### Objective
From the entries below, copy every line that holds the word "this".
####################
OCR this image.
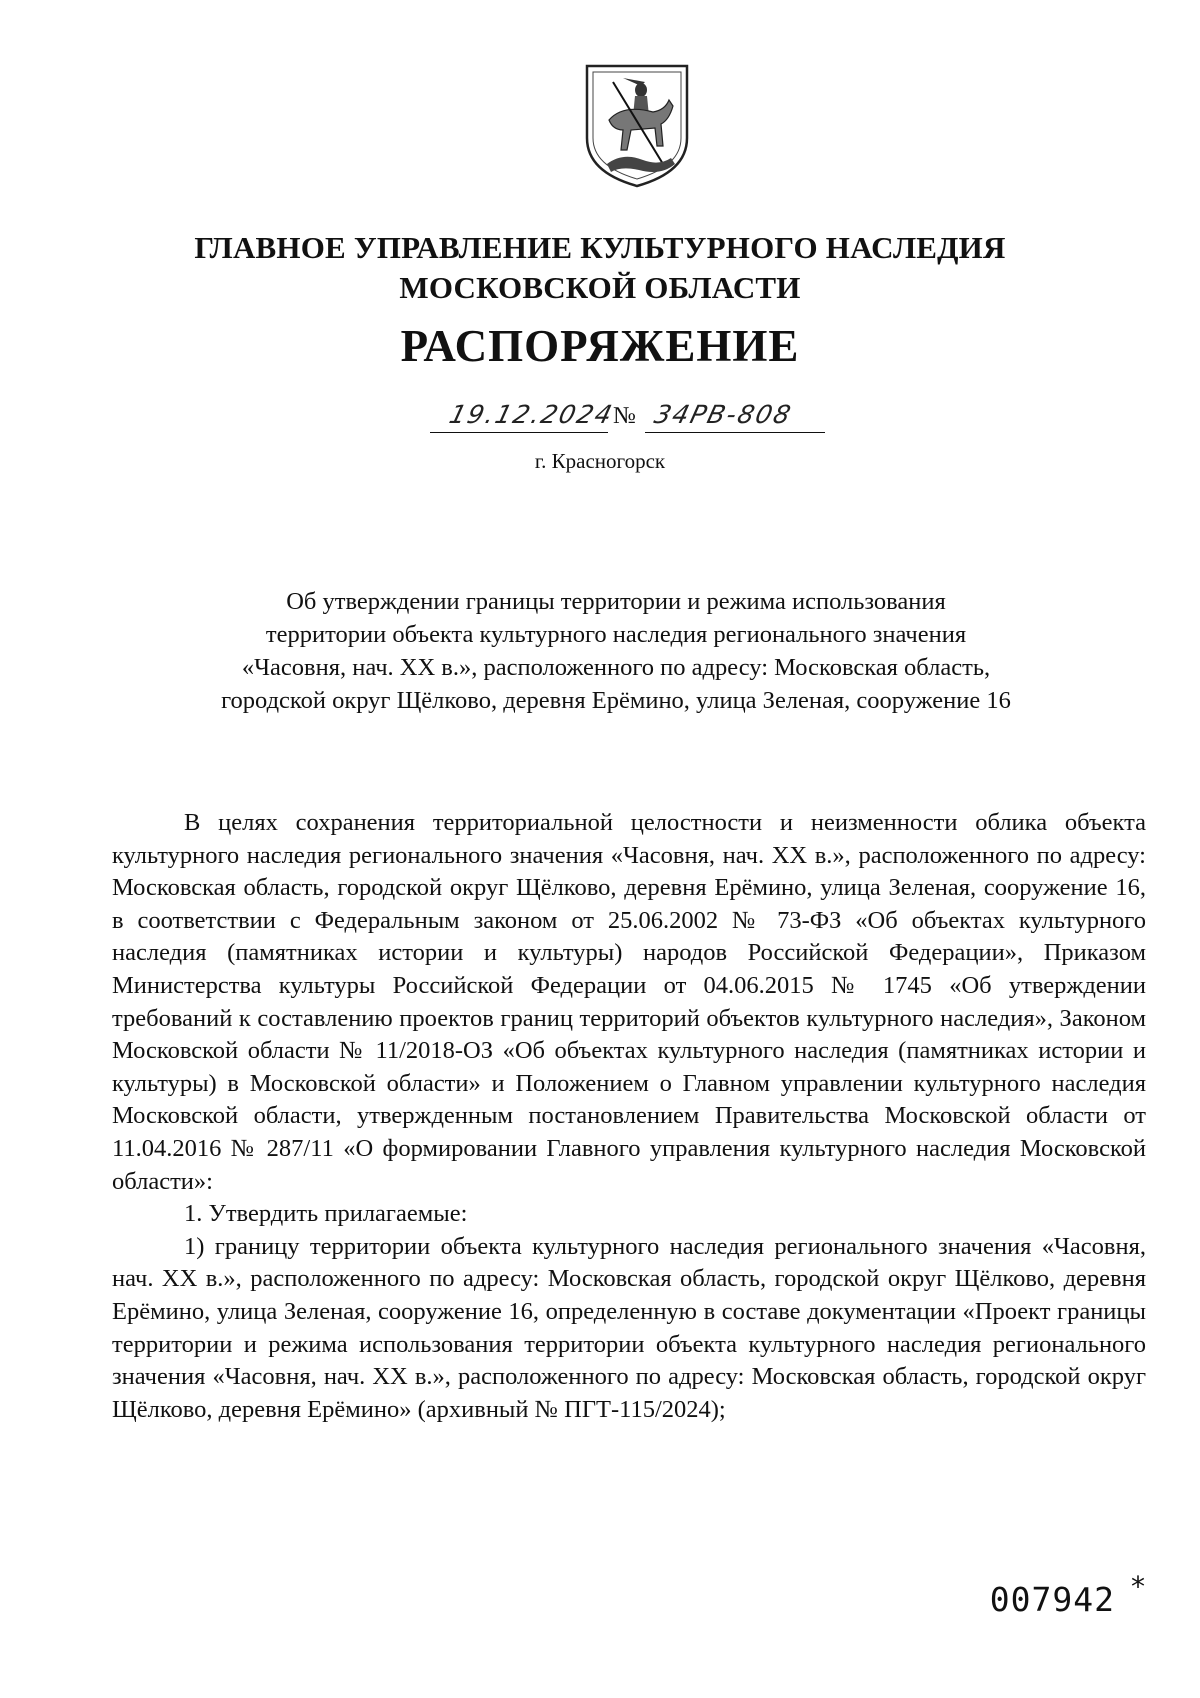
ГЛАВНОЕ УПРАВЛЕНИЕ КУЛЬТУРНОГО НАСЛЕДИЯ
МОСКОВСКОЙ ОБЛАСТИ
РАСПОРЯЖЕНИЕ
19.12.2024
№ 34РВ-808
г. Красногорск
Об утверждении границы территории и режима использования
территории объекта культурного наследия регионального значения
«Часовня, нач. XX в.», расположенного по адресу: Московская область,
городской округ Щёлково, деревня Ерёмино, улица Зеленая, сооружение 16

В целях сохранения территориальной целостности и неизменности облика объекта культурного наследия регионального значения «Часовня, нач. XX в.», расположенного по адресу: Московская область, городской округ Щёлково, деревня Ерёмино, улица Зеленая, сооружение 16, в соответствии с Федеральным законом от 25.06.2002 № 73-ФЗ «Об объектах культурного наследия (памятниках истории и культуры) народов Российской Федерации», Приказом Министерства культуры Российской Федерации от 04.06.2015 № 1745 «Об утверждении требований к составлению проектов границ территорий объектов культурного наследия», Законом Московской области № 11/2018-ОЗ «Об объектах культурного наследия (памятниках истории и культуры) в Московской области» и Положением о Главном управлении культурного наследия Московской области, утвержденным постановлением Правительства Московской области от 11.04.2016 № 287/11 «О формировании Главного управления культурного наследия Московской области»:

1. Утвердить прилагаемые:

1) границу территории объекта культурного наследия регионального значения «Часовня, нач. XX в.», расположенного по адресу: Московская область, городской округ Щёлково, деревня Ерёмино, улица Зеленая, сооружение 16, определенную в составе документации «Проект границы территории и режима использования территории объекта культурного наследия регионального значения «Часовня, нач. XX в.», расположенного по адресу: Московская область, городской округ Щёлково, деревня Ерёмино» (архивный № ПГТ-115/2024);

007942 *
####################
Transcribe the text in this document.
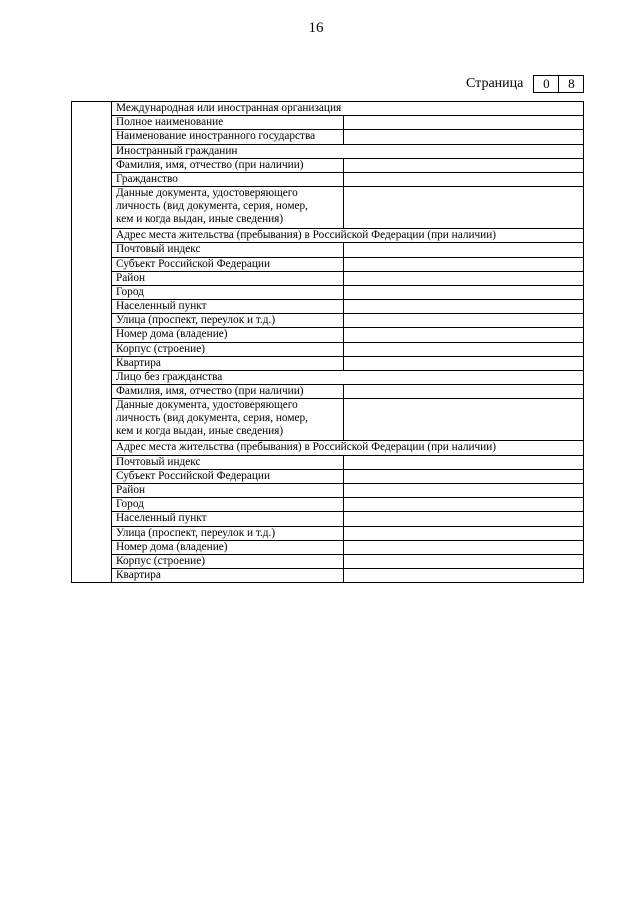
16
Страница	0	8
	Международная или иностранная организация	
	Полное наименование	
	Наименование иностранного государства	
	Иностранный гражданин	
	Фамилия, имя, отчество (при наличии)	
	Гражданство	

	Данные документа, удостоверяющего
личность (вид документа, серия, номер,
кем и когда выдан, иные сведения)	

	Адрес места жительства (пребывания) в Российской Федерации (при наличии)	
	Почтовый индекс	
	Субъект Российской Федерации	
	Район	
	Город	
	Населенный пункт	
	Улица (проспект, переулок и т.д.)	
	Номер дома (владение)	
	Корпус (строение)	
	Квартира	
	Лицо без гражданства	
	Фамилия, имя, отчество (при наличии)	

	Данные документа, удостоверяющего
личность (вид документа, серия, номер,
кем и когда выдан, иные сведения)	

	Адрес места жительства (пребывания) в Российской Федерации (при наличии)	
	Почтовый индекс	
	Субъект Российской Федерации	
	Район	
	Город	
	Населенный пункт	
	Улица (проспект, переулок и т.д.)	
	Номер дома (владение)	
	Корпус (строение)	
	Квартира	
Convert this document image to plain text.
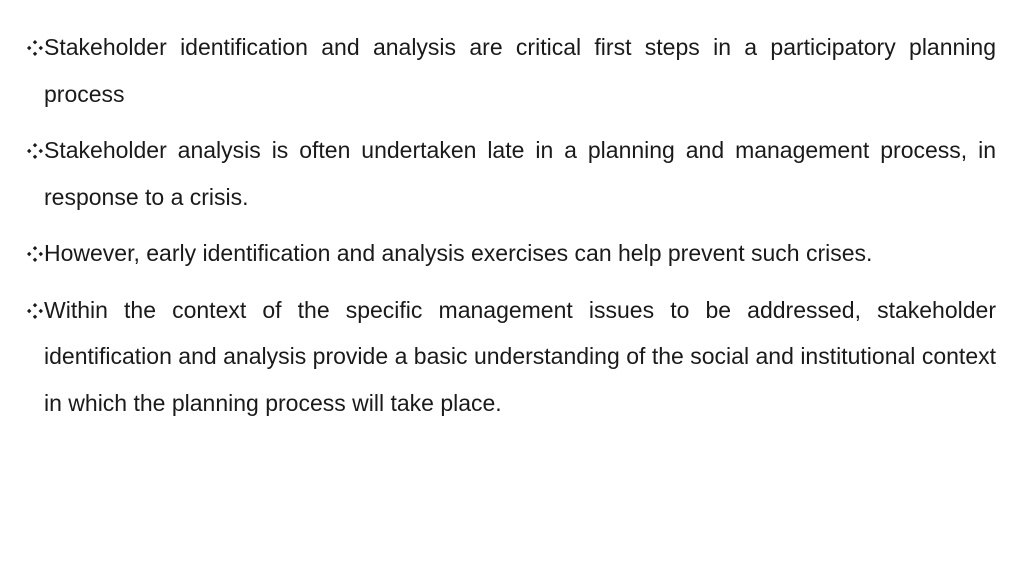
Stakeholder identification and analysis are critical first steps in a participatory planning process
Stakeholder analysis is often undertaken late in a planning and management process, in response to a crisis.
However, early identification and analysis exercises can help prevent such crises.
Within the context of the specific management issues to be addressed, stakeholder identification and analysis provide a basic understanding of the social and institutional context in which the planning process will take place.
####################
### Exercise response
OCR this image.
Transcribe the text in this document.
Convert this document image to plain text.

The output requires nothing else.